● **Dataset**
_ _ _

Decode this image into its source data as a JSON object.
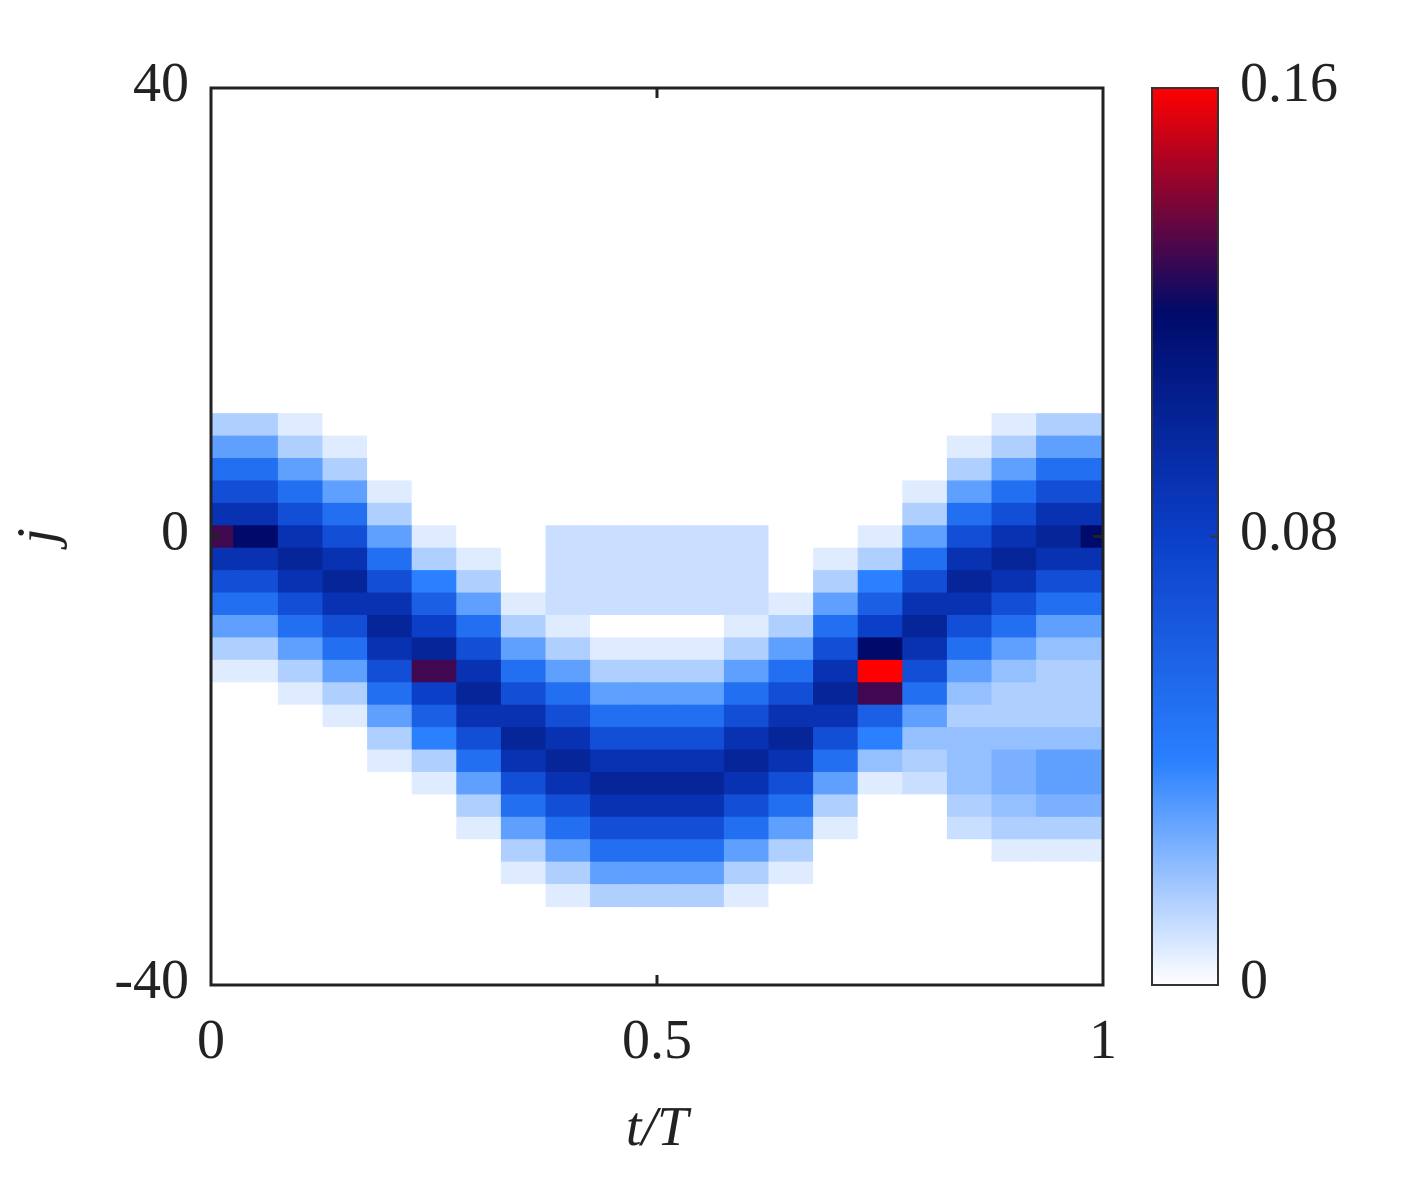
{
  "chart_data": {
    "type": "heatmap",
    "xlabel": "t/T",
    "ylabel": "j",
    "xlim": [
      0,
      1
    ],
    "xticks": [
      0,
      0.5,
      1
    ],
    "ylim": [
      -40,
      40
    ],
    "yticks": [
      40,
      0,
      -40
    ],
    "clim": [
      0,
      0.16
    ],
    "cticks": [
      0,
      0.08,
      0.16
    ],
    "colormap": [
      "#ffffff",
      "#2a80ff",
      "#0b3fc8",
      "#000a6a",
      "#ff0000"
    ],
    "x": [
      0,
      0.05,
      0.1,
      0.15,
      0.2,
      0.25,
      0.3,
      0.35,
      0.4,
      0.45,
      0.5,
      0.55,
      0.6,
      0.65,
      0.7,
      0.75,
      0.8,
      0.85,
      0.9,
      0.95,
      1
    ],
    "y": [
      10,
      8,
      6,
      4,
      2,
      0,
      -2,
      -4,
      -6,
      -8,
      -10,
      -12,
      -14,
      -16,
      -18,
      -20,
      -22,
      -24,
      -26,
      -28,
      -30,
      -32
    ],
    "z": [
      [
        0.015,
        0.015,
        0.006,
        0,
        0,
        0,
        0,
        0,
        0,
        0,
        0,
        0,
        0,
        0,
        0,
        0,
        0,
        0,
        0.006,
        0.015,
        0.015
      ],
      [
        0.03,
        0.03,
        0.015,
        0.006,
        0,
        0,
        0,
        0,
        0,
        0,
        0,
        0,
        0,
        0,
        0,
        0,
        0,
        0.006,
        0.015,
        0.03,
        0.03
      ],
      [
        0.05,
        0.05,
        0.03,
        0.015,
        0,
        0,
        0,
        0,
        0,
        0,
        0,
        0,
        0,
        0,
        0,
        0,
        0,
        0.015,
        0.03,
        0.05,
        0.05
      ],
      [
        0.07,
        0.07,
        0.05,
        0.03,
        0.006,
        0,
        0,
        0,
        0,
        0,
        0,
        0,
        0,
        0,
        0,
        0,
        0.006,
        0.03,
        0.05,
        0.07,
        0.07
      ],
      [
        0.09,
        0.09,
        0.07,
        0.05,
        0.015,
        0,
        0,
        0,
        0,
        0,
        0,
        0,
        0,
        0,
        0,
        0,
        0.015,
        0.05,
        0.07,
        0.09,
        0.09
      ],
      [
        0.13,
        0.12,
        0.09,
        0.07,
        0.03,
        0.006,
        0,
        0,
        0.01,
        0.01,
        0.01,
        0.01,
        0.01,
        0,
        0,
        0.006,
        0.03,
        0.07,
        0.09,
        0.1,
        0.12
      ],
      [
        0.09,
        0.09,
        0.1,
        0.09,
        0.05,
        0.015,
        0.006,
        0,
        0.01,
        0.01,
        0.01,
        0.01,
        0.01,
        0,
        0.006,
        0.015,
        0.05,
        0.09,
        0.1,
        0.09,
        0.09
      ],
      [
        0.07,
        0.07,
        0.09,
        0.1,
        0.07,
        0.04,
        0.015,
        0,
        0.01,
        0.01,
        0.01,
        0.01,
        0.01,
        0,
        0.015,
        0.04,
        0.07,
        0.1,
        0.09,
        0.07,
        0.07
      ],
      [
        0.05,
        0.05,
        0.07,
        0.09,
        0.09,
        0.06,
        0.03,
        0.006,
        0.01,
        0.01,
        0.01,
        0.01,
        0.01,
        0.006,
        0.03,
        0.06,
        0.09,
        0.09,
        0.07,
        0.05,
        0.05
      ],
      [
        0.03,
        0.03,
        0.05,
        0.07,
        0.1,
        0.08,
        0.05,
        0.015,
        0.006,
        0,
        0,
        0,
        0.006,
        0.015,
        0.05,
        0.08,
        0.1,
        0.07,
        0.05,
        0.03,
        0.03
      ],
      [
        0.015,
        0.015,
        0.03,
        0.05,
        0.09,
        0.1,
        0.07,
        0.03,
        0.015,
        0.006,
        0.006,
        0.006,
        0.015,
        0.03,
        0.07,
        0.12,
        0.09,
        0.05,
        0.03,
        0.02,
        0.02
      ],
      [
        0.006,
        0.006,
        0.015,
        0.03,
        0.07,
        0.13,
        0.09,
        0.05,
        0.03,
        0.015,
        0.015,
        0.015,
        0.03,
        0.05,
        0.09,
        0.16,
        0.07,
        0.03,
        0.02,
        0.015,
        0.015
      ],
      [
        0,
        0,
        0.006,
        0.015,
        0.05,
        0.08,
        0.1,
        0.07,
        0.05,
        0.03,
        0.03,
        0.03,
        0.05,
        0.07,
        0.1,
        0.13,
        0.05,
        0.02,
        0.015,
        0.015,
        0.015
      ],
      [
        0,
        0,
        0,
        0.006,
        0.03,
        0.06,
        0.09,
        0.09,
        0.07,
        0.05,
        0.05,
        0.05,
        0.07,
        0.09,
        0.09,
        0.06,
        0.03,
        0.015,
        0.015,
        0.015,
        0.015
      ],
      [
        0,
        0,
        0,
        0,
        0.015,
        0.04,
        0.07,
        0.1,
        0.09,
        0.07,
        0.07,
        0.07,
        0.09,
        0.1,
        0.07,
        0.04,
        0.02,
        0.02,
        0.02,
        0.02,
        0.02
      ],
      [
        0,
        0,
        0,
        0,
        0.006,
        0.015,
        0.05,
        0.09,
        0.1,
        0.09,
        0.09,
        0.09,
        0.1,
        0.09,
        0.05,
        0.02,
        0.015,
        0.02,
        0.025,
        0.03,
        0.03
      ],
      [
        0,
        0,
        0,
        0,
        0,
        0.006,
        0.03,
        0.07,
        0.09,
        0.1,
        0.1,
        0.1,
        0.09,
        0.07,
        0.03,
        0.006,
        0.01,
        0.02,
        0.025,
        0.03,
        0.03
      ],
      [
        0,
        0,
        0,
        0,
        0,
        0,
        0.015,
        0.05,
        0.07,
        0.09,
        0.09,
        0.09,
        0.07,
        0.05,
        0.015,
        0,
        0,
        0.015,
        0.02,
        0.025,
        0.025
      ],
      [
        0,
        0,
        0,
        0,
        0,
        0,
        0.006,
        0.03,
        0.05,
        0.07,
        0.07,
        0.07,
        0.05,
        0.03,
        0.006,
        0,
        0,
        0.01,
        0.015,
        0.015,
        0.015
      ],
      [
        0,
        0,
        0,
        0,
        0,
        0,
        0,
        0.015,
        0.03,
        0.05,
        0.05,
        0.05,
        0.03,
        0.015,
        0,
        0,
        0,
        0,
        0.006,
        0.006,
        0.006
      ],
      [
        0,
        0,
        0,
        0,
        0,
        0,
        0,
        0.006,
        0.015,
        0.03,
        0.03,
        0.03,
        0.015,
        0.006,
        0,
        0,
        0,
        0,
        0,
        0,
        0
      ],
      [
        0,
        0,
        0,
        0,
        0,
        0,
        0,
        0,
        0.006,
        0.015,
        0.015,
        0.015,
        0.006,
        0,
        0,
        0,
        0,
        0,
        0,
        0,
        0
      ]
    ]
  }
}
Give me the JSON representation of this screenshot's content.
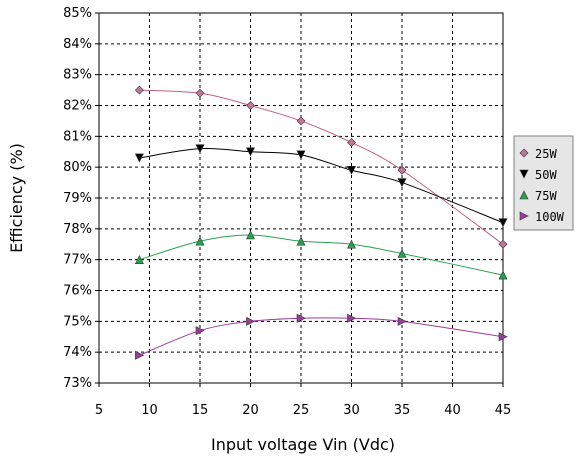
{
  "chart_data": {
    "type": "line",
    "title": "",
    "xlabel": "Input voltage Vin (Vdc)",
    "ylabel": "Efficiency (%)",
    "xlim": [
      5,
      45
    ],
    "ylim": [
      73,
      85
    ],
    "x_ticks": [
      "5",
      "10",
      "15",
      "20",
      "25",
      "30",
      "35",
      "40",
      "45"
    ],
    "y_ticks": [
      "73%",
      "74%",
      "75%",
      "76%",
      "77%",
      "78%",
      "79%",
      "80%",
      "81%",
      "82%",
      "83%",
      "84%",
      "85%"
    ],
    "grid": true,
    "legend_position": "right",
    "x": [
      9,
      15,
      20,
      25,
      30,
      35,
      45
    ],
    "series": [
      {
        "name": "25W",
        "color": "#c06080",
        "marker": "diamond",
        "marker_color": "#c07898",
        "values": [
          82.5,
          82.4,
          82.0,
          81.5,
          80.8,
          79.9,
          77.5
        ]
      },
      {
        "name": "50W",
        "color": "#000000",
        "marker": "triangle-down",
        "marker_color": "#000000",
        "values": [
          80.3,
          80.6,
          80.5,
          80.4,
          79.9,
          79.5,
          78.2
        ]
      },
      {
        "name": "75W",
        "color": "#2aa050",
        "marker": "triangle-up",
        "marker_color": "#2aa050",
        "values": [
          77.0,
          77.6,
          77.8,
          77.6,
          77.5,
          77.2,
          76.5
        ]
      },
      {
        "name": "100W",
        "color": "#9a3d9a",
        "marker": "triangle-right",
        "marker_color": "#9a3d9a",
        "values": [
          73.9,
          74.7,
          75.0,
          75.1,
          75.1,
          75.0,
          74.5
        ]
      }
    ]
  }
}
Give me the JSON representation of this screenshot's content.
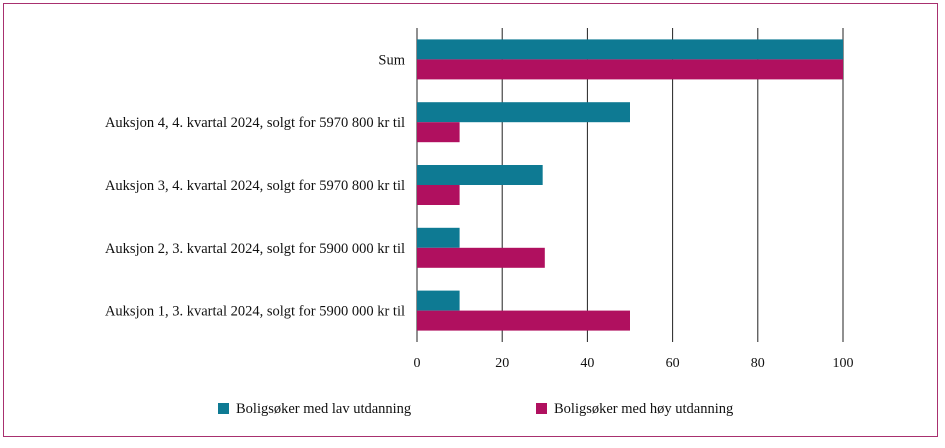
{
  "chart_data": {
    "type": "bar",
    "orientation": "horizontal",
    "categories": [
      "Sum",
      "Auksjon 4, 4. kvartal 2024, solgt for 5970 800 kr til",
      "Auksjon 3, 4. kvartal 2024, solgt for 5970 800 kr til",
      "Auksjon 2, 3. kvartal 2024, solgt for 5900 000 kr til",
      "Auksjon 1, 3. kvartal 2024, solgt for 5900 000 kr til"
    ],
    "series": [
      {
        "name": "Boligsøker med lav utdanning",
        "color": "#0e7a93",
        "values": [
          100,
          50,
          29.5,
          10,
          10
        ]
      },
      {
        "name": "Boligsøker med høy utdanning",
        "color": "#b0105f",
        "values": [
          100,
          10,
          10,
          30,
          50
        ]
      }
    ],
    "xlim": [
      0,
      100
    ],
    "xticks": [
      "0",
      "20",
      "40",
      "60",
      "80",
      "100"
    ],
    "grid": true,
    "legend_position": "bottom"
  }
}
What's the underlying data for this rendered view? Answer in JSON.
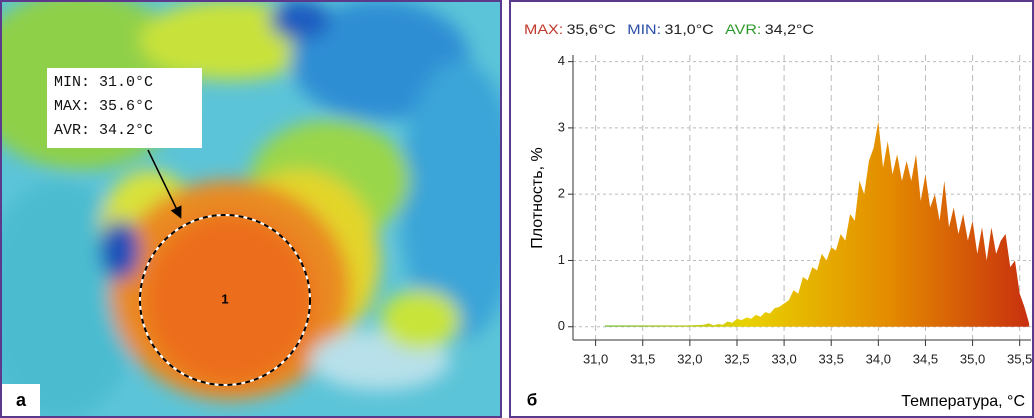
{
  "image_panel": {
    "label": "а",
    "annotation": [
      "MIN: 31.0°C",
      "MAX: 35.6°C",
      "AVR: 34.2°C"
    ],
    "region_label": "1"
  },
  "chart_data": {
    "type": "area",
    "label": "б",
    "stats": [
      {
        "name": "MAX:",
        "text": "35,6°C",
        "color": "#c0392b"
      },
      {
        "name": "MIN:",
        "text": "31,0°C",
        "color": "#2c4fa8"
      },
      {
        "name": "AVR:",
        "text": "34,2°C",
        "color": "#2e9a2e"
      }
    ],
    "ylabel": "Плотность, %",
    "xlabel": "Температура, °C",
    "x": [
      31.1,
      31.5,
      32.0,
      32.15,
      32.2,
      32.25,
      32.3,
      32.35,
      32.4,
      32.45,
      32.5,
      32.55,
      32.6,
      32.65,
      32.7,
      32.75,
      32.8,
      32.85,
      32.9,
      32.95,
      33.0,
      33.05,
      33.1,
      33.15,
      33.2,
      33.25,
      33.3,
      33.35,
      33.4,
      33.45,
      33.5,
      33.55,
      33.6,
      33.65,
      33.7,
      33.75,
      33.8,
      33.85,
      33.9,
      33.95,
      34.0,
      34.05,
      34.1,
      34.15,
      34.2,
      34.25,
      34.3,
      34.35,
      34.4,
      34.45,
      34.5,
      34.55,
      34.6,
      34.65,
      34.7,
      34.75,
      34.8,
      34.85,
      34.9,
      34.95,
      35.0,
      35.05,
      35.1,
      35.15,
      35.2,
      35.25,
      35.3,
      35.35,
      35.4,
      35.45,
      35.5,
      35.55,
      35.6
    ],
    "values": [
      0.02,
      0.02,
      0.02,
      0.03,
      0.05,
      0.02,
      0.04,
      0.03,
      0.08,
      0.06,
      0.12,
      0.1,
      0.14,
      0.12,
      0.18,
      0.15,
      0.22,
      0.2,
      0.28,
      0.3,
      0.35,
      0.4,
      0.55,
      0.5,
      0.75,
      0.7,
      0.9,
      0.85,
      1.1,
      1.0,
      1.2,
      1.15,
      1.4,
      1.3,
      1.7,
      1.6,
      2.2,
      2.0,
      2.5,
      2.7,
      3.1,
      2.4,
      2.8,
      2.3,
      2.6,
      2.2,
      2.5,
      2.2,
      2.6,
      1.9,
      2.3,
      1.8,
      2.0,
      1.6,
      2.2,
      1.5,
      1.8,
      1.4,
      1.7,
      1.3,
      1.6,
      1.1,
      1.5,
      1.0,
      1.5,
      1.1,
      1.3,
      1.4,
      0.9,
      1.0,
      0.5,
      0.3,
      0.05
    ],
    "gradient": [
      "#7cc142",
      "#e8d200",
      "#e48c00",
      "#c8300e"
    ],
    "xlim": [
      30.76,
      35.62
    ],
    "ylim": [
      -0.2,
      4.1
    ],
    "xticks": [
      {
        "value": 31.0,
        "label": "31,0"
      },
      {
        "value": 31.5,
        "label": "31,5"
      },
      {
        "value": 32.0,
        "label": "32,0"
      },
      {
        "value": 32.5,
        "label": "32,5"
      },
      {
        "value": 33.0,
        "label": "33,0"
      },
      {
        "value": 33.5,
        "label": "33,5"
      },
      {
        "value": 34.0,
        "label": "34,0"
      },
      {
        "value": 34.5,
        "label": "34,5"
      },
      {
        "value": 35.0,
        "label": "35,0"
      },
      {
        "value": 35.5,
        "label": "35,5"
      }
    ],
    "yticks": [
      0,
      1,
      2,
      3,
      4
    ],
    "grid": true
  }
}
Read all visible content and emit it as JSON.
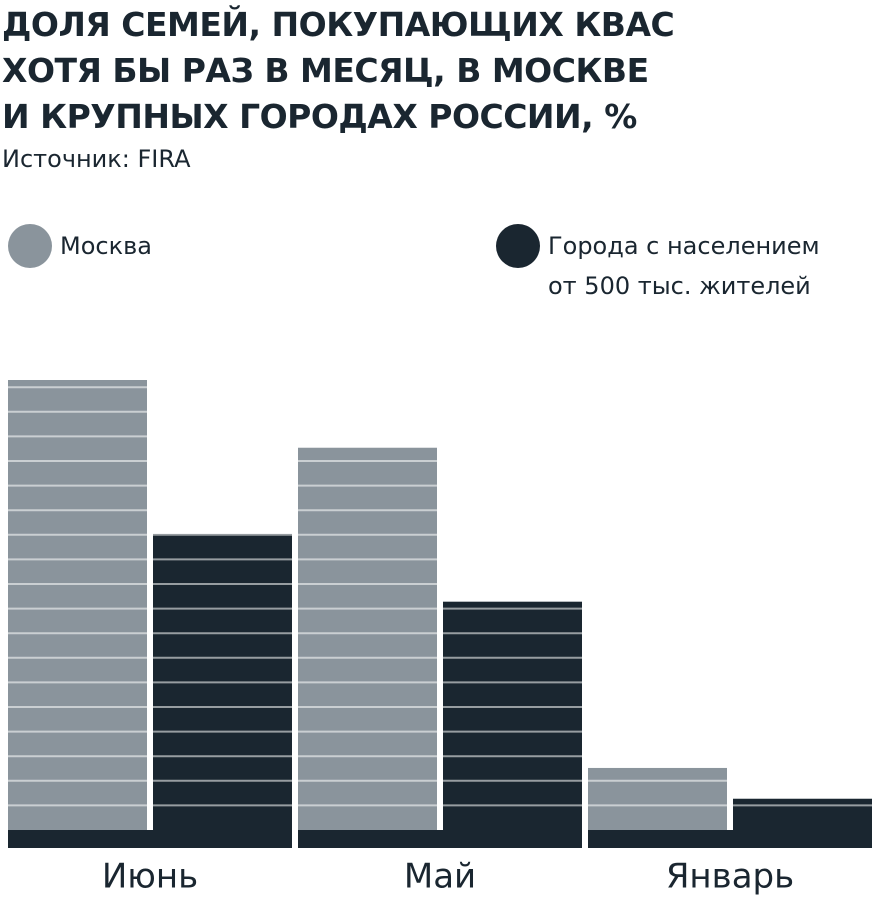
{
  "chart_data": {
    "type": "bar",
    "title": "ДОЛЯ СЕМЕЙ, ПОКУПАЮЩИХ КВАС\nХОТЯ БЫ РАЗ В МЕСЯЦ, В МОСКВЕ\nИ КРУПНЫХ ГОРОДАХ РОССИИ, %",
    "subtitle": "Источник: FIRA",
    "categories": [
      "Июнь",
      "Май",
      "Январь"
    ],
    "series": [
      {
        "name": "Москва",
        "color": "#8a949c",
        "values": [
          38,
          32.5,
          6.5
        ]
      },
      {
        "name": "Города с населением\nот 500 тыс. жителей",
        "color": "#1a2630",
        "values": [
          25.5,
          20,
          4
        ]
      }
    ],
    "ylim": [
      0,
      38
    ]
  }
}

_ _ _

● **Task statement**
Copy out every line from the material above in which the word "ylabel" appears.

● **Result below**
    "ylabel": "j",
    "ylabel": "Efficiency (%)",
    "ylabel": "Плотность, %",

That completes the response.